### WHAT IS BEING ASKED
Please retype the records below exactly as they appear, but leave out the pictures.

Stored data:
——

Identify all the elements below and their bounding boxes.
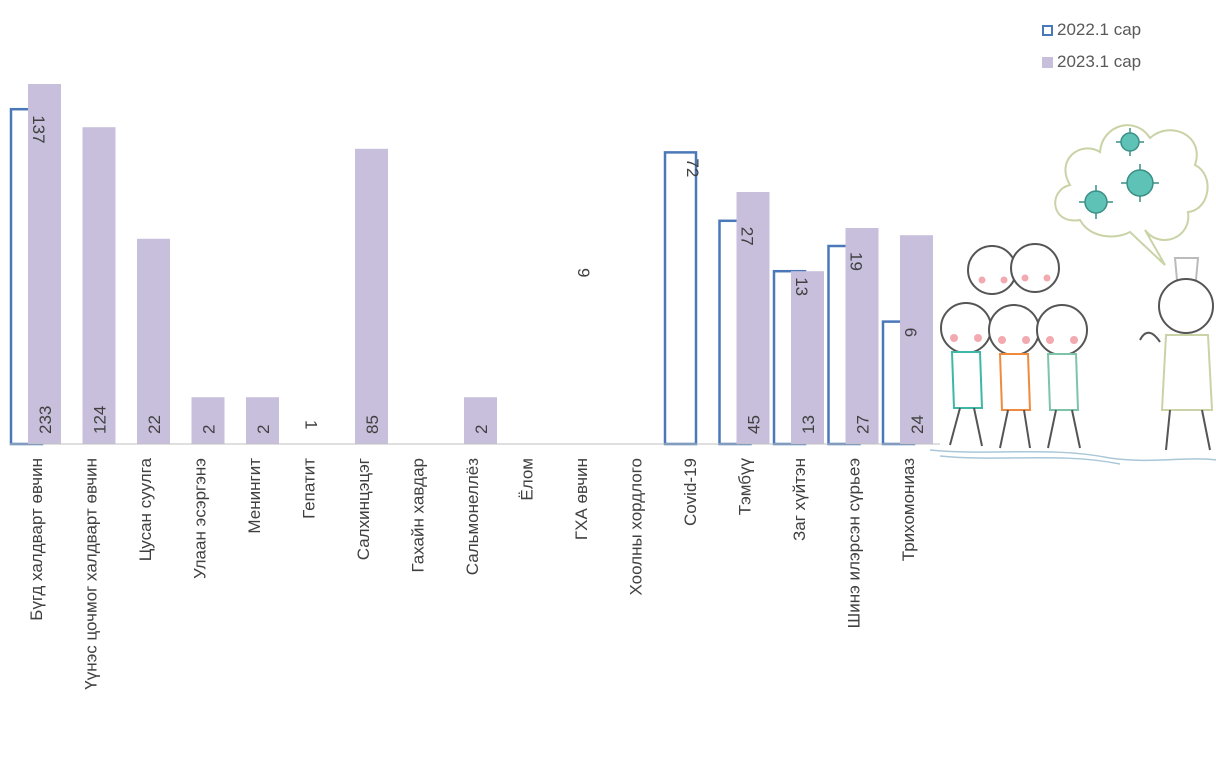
bar-2023-6 <box>355 148 388 445</box>
category-label-3: Улаан эсэргэнэ <box>191 458 210 579</box>
category-label-6: Салхинцэцэг <box>354 458 373 560</box>
value-label-2023-1: 124 <box>91 406 110 434</box>
bar-2023-14 <box>791 271 824 444</box>
bar-2023-3 <box>191 397 225 444</box>
bar-2023-13 <box>736 192 770 444</box>
value-label-2023-8: 2 <box>472 425 491 434</box>
bar-2023-0 <box>28 84 61 444</box>
legend-item-2023: 2023.1 сар <box>1042 46 1141 78</box>
category-label-1: Үүнэс цочмог халдварт өвчин <box>82 458 101 690</box>
bar-2023-8 <box>464 397 497 444</box>
doctor-icon <box>1139 257 1214 451</box>
virus-icon <box>1079 128 1159 219</box>
category-label-5: Гепатит <box>300 458 319 519</box>
bars-group <box>9 84 933 446</box>
value-label-2022-16: 6 <box>901 328 920 337</box>
value-label-2022-14: 13 <box>792 277 811 296</box>
ground-scribble-icon <box>930 449 1216 465</box>
value-label-2023-0: 233 <box>36 406 55 434</box>
legend-label-2022: 2022.1 сар <box>1057 20 1142 39</box>
value-label-2023-14: 13 <box>799 415 818 434</box>
category-label-9: Ёлом <box>518 458 537 501</box>
category-label-10: ГХА өвчин <box>572 458 591 540</box>
value-label-2023-13: 45 <box>745 415 764 434</box>
bar-2023-15 <box>845 228 879 444</box>
legend-swatch-2023 <box>1042 56 1053 68</box>
bar-2023-4 <box>246 397 279 444</box>
bar-2023-16 <box>900 235 933 444</box>
category-label-13: Тэмбүү <box>736 458 755 516</box>
value-label-2023-4: 2 <box>254 425 273 434</box>
category-label-16: Трихомониаз <box>899 458 918 561</box>
category-label-4: Менингит <box>245 458 264 534</box>
category-label-7: Гахайн хавдар <box>409 458 428 573</box>
value-label-2022-13: 27 <box>738 227 757 246</box>
illustration-children-doctor-virus <box>930 124 1216 465</box>
children-icon <box>940 243 1088 449</box>
legend-label-2023: 2023.1 сар <box>1057 52 1142 71</box>
bar-2023-2 <box>137 238 170 444</box>
category-label-12: Covid-19 <box>681 458 700 526</box>
bar-2022-12 <box>663 151 698 446</box>
category-label-8: Сальмонеллёз <box>463 458 482 575</box>
category-label-0: Бүгд халдварт өвчин <box>27 458 46 621</box>
value-label-2023-15: 27 <box>854 415 873 434</box>
category-label-14: Заг хүйтэн <box>790 458 809 541</box>
value-label-2022-10: 9 <box>574 268 593 277</box>
value-label-2022-12: 72 <box>683 158 702 177</box>
legend-item-2022: 2022.1 сар <box>1042 14 1141 46</box>
legend: 2022.1 сар 2023.1 сар <box>1042 14 1141 78</box>
category-label-2: Цусан суулга <box>136 457 155 561</box>
category-label-15: Шинэ илэрсэн сүрьеэ <box>845 458 864 628</box>
bar-2023-1 <box>82 127 116 444</box>
legend-swatch-2022 <box>1042 24 1053 36</box>
category-label-11: Хоолны хордлого <box>627 458 646 596</box>
value-label-2023-16: 24 <box>908 415 927 434</box>
value-label-2022-0: 137 <box>29 115 48 143</box>
value-label-2022-5: 1 <box>302 420 321 429</box>
value-label-2023-3: 2 <box>200 425 219 434</box>
value-label-2023-2: 22 <box>145 415 164 434</box>
cheeks-icon <box>950 274 1078 344</box>
thought-cloud-icon <box>1054 124 1209 266</box>
value-label-2022-15: 19 <box>847 252 866 271</box>
value-label-2023-6: 85 <box>363 415 382 434</box>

——

### PROBLEM SOLUTION
Identify all the elements below and their bounding boxes.
bar-2023-6 <box>355 148 388 445</box>
category-label-3: Улаан эсэргэнэ <box>191 458 210 579</box>
category-label-6: Салхинцэцэг <box>354 458 373 560</box>
value-label-2023-1: 124 <box>91 406 110 434</box>
bar-2023-14 <box>791 271 824 444</box>
bar-2023-3 <box>191 397 225 444</box>
bar-2023-13 <box>736 192 770 444</box>
value-label-2023-8: 2 <box>472 425 491 434</box>
bar-2023-0 <box>28 84 61 444</box>
legend-item-2023: 2023.1 сар <box>1042 46 1141 78</box>
category-label-1: Үүнэс цочмог халдварт өвчин <box>82 458 101 690</box>
bar-2023-8 <box>464 397 497 444</box>
doctor-icon <box>1139 257 1214 451</box>
virus-icon <box>1079 128 1159 219</box>
category-label-5: Гепатит <box>300 458 319 519</box>
bars-group <box>9 84 933 446</box>
value-label-2022-16: 6 <box>901 328 920 337</box>
value-label-2022-14: 13 <box>792 277 811 296</box>
ground-scribble-icon <box>930 449 1216 465</box>
value-label-2023-0: 233 <box>36 406 55 434</box>
legend-label-2022: 2022.1 сар <box>1057 20 1142 39</box>
value-label-2023-14: 13 <box>799 415 818 434</box>
category-label-9: Ёлом <box>518 458 537 501</box>
category-label-10: ГХА өвчин <box>572 458 591 540</box>
value-label-2023-13: 45 <box>745 415 764 434</box>
bar-2023-15 <box>845 228 879 444</box>
legend-swatch-2023 <box>1042 56 1053 68</box>
bar-2023-4 <box>246 397 279 444</box>
bar-2023-16 <box>900 235 933 444</box>
category-label-13: Тэмбүү <box>736 458 755 516</box>
value-label-2023-4: 2 <box>254 425 273 434</box>
category-label-16: Трихомониаз <box>899 458 918 561</box>
category-label-4: Менингит <box>245 458 264 534</box>
category-label-7: Гахайн хавдар <box>409 458 428 573</box>
value-label-2022-13: 27 <box>738 227 757 246</box>
illustration-children-doctor-virus <box>930 124 1216 465</box>
children-icon <box>940 243 1088 449</box>
legend-label-2023: 2023.1 сар <box>1057 52 1142 71</box>
bar-2023-2 <box>137 238 170 444</box>
category-label-12: Covid-19 <box>681 458 700 526</box>
bar-2022-12 <box>663 151 698 446</box>
category-label-8: Сальмонеллёз <box>463 458 482 575</box>
category-label-0: Бүгд халдварт өвчин <box>27 458 46 621</box>
value-label-2023-15: 27 <box>854 415 873 434</box>
category-label-14: Заг хүйтэн <box>790 458 809 541</box>
value-label-2022-10: 9 <box>574 268 593 277</box>
value-label-2022-12: 72 <box>683 158 702 177</box>
legend-item-2022: 2022.1 сар <box>1042 14 1141 46</box>
legend: 2022.1 сар 2023.1 сар <box>1042 14 1141 78</box>
category-label-2: Цусан суулга <box>136 457 155 561</box>
category-label-15: Шинэ илэрсэн сүрьеэ <box>845 458 864 628</box>
bar-2023-1 <box>82 127 116 444</box>
legend-swatch-2022 <box>1042 24 1053 36</box>
category-label-11: Хоолны хордлого <box>627 458 646 596</box>
value-label-2023-16: 24 <box>908 415 927 434</box>
value-label-2022-0: 137 <box>29 115 48 143</box>
value-label-2022-5: 1 <box>302 420 321 429</box>
value-label-2023-3: 2 <box>200 425 219 434</box>
value-label-2023-2: 22 <box>145 415 164 434</box>
cheeks-icon <box>950 274 1078 344</box>
thought-cloud-icon <box>1054 124 1209 266</box>
value-label-2022-15: 19 <box>847 252 866 271</box>
value-label-2023-6: 85 <box>363 415 382 434</box>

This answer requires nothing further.